§ Instruction
Copy out all lines with the word "hela" in them.

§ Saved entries
========================
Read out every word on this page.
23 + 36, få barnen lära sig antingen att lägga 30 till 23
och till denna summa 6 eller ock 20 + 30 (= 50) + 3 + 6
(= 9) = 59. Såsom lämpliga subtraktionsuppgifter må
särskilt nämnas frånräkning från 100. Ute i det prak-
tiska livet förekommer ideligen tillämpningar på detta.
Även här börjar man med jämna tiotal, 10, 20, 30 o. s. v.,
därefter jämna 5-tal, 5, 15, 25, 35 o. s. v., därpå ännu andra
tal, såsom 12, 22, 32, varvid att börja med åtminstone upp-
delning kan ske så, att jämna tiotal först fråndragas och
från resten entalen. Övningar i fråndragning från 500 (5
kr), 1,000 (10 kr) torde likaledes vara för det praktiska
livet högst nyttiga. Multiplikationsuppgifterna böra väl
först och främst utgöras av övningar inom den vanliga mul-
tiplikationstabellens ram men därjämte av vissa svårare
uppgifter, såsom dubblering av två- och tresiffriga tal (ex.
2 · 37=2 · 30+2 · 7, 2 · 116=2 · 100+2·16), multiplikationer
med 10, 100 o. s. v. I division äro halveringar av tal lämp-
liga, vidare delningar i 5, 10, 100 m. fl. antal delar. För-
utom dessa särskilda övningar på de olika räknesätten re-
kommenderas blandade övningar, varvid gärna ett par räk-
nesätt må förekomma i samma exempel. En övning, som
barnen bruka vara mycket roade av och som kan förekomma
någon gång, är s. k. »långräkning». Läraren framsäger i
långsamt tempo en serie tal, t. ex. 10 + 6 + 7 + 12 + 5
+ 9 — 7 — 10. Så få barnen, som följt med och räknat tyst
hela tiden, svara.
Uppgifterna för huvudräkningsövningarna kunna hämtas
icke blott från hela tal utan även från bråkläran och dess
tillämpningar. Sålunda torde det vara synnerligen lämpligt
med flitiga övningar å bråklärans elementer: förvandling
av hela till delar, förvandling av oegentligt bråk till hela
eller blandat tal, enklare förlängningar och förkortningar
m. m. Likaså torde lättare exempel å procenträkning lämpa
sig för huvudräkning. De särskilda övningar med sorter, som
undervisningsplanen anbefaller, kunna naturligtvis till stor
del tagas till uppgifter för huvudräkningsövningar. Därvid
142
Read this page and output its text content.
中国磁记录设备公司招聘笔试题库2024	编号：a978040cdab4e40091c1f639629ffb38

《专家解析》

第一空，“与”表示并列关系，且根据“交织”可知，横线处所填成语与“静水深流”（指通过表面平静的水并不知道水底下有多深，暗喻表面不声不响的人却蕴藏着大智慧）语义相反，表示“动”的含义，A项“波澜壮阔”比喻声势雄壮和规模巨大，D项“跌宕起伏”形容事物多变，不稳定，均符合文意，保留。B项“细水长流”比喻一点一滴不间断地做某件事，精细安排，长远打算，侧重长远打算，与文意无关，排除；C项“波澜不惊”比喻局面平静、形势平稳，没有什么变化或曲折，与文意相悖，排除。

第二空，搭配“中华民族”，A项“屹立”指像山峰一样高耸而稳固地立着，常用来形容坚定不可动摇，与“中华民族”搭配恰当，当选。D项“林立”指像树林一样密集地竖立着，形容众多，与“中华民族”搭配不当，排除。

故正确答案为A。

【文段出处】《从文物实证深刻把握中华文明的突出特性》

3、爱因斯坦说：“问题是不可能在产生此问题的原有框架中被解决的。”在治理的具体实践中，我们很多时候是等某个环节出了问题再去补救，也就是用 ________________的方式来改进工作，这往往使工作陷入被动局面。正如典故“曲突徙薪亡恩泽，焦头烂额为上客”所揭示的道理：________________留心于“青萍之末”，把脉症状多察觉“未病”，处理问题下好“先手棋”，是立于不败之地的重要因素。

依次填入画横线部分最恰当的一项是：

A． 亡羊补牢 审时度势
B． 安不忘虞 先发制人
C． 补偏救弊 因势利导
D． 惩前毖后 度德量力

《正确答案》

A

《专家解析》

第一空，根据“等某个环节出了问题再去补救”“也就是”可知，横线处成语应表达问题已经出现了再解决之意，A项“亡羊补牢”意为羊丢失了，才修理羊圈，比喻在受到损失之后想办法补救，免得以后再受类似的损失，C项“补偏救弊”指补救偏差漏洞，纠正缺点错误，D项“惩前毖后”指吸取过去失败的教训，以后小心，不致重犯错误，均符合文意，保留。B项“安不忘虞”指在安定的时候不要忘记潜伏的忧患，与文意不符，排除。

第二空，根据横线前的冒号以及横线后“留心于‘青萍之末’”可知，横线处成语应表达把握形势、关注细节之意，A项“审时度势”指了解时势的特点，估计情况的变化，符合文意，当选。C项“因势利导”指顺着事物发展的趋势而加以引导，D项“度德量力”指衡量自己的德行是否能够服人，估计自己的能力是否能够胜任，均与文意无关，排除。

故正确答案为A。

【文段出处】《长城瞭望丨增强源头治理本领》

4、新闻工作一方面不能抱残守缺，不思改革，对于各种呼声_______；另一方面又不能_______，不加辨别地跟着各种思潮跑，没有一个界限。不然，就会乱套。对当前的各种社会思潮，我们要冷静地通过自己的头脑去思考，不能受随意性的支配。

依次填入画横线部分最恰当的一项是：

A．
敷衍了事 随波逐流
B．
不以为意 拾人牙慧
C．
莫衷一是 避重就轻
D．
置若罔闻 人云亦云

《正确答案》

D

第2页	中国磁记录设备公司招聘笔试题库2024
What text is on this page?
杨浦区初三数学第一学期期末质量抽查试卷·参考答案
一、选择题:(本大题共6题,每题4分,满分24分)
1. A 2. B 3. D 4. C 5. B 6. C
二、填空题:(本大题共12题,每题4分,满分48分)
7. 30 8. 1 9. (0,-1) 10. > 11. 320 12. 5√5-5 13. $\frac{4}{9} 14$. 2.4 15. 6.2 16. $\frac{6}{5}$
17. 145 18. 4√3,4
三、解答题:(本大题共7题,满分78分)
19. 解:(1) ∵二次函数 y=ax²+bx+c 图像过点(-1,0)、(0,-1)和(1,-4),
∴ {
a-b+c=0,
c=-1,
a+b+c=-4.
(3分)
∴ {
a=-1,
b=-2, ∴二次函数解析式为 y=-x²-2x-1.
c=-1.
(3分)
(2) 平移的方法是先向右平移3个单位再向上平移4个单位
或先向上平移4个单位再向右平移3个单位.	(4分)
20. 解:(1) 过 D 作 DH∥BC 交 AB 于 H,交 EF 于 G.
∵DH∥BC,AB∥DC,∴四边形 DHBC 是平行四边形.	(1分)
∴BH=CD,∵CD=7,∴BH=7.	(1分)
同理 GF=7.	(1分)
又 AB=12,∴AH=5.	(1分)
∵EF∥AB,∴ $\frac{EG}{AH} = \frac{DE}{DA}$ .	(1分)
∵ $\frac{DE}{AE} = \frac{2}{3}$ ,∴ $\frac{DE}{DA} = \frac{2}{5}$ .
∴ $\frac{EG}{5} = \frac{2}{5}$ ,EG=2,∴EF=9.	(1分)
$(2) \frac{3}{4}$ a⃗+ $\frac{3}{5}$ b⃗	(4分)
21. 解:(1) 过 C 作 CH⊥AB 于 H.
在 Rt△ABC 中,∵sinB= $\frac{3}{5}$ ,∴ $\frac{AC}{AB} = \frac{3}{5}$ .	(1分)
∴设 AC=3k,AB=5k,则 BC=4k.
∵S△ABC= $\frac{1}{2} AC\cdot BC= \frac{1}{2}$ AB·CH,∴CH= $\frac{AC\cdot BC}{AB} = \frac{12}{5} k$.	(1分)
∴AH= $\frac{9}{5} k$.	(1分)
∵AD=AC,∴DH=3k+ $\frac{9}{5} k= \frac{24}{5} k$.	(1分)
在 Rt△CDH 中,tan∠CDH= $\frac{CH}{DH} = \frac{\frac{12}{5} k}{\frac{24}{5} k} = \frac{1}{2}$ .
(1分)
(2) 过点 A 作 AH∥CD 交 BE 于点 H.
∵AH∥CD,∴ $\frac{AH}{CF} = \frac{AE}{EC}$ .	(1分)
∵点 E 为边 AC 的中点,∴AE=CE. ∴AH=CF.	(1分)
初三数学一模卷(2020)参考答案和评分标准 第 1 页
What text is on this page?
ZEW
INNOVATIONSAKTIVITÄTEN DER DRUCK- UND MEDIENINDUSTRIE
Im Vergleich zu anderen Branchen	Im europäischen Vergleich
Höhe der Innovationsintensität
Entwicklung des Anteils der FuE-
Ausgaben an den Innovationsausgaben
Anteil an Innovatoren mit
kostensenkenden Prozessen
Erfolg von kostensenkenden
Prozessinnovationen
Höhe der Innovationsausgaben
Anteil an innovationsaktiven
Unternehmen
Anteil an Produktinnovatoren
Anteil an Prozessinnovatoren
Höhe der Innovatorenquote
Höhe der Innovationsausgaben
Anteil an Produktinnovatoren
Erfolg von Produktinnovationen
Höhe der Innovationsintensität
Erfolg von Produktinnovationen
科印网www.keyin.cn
========================
§ Task result
hela tiden, svara.
icke blott från hela tal utan även från bråkläran och dess
av hela till delar, förvandling av oegentligt bråk till hela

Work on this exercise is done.